STATED TASK:
Pull every line of the entries that has the word "saláty".

++++ DATASET RECORDS ++++

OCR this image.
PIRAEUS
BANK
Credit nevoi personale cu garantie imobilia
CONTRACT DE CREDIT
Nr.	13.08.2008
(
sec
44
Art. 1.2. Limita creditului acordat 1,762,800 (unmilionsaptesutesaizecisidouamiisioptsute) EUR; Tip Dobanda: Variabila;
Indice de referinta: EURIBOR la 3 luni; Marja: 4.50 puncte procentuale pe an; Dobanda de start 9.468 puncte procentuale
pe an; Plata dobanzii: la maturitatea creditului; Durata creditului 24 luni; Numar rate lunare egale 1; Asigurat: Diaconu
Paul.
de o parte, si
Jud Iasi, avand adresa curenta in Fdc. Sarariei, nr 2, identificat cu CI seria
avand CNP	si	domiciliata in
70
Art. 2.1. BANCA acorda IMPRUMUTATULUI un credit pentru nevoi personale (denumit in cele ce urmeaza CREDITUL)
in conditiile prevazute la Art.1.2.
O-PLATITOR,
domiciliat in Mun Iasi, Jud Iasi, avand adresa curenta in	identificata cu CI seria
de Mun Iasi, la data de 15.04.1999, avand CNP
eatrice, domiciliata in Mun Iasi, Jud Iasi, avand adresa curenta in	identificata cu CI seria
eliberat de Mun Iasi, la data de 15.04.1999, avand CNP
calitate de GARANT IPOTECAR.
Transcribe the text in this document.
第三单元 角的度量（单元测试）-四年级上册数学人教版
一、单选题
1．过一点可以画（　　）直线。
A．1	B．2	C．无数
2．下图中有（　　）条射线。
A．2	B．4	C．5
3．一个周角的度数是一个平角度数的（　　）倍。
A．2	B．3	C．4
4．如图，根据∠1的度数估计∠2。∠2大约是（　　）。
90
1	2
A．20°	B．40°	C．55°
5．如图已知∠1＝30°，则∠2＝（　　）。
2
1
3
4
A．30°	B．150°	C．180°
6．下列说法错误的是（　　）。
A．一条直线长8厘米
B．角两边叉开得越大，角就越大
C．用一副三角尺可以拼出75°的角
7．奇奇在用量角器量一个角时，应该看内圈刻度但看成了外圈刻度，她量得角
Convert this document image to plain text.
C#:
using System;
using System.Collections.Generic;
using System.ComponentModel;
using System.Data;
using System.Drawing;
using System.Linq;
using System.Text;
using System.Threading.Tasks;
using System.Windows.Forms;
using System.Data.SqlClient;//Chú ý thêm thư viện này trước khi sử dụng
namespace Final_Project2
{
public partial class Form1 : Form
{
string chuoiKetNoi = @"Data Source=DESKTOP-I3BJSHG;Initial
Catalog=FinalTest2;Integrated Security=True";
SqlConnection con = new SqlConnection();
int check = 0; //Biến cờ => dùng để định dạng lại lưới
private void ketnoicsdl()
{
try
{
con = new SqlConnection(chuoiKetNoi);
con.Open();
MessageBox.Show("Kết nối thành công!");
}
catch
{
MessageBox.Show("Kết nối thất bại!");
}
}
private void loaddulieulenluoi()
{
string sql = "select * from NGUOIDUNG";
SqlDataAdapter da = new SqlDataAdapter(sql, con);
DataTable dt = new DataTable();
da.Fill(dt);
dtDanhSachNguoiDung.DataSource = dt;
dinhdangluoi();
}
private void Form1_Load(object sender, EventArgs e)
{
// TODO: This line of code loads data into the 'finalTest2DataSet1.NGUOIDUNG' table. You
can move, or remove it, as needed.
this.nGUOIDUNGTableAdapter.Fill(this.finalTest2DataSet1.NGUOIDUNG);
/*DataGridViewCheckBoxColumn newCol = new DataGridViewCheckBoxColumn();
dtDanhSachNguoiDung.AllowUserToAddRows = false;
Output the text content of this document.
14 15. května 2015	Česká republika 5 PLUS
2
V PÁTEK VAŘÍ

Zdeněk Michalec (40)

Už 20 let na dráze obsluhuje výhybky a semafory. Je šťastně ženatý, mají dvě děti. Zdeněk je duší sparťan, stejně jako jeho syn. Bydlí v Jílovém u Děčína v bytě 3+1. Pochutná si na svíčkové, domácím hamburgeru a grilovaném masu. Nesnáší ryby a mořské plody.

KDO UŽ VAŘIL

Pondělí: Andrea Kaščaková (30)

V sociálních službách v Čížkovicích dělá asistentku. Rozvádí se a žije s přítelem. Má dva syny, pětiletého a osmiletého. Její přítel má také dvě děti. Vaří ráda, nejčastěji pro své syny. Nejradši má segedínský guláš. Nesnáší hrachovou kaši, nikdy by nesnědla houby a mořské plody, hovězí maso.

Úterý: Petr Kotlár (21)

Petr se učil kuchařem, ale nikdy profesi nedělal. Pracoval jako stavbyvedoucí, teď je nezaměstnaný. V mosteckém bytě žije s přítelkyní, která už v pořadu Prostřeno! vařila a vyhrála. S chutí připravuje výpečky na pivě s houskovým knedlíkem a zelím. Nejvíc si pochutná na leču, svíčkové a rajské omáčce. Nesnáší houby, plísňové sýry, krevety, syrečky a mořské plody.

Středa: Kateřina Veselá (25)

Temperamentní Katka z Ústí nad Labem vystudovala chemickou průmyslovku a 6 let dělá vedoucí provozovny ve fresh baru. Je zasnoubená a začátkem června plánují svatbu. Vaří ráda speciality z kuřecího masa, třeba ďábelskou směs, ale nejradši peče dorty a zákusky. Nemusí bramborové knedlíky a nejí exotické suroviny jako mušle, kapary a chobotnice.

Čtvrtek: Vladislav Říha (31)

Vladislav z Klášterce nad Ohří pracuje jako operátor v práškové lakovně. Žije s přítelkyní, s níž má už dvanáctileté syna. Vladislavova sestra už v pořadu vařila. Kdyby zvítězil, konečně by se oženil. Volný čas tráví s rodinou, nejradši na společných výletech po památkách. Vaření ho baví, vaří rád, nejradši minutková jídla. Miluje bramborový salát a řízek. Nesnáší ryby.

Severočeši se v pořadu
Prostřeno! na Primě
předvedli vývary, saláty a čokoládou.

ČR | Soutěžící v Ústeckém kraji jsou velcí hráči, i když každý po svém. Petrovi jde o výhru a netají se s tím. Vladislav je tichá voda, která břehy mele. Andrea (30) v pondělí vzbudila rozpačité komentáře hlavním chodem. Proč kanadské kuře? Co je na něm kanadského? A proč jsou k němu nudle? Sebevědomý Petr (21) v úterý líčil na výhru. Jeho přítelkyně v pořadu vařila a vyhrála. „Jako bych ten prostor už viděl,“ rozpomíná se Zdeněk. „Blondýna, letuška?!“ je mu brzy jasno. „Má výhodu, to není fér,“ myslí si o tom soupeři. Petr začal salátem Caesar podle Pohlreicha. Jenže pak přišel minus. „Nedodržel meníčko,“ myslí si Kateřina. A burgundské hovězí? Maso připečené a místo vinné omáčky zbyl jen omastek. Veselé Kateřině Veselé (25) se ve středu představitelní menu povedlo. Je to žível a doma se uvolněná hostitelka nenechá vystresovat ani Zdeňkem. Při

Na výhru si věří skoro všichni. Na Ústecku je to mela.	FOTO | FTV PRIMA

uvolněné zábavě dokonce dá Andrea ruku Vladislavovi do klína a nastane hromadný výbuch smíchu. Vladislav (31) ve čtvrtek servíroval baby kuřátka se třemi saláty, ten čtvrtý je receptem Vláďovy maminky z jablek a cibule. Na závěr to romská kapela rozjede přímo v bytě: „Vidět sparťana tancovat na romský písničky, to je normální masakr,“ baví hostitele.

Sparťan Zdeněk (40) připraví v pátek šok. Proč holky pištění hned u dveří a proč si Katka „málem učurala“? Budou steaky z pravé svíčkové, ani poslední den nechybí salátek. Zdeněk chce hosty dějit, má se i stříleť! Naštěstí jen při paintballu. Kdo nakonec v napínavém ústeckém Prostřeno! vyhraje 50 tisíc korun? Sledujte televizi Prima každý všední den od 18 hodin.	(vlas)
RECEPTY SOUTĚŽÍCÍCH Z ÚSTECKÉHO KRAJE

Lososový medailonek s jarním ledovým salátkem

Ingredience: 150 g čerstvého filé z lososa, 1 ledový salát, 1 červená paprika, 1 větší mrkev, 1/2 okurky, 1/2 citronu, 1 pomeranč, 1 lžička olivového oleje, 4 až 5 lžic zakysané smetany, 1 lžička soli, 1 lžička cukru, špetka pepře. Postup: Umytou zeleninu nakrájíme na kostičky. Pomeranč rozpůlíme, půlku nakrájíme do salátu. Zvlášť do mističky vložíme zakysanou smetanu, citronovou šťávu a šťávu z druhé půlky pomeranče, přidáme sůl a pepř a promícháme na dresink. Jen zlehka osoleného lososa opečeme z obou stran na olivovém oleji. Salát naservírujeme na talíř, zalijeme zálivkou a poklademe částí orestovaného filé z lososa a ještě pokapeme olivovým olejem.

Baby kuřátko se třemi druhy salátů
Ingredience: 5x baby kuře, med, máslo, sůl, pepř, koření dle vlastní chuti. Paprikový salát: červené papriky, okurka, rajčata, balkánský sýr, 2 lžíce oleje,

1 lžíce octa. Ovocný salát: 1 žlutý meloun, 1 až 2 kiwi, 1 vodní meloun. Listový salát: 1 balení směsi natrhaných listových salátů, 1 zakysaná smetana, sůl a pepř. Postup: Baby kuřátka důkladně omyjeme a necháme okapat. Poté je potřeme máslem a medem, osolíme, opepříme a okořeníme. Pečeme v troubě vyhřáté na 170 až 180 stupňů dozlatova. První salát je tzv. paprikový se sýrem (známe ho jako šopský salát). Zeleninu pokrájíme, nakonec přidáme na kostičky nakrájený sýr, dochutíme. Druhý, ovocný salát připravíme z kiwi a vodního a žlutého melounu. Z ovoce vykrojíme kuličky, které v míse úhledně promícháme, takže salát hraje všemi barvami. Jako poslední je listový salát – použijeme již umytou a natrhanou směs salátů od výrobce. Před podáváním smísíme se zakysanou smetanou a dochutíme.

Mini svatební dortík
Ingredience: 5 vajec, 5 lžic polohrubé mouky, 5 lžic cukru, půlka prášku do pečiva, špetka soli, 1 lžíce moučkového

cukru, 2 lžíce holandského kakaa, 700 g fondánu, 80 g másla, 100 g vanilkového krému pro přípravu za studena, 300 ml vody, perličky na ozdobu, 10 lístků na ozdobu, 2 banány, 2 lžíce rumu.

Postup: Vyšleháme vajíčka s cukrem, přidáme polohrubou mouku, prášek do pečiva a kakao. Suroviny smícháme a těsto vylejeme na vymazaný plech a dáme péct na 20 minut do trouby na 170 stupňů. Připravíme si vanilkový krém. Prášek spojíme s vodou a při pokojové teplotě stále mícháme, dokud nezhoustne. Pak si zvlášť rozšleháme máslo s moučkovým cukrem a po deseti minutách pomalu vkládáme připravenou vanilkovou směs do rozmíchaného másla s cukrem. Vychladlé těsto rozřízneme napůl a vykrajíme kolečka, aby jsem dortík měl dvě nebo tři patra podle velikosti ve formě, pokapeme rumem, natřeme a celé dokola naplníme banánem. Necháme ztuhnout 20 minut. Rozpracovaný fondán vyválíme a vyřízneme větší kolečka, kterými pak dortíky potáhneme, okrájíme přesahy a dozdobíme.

++++

ANSWER FOR THE TASK:
předvedli vývary, saláty a čokoládou.
uvolněné zábavě dokonce dá Andrea ruku Vladislavovi do klína a nastane hromadný výbuch smíchu. Vladislav (31) ve čtvrtek servíroval baby kuřátka se třemi saláty, ten čtvrtý je receptem Vláďovy maminky z jablek a cibule. Na závěr to romská kapela rozjede přímo v bytě: „Vidět sparťana tancovat na romský písničky, to je normální masakr,“ baví hostitele.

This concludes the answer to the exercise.